[Aim] Write every record out again exactly as given.

================================

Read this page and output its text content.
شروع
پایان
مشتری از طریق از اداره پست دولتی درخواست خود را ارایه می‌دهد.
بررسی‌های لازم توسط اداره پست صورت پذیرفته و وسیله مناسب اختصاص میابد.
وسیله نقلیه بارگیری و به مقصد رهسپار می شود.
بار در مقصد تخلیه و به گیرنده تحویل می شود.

================================

[Problem solution]
Read this page and output its text content.
شروع
پایان
مشتری از طریق از اداره پست دولتی درخواست خود را ارایه می‌دهد.
بررسی‌های لازم توسط اداره پست صورت پذیرفته و وسیله مناسب اختصاص میابد.
وسیله نقلیه بارگیری و به مقصد رهسپار می شود.
بار در مقصد تخلیه و به گیرنده تحویل می شود.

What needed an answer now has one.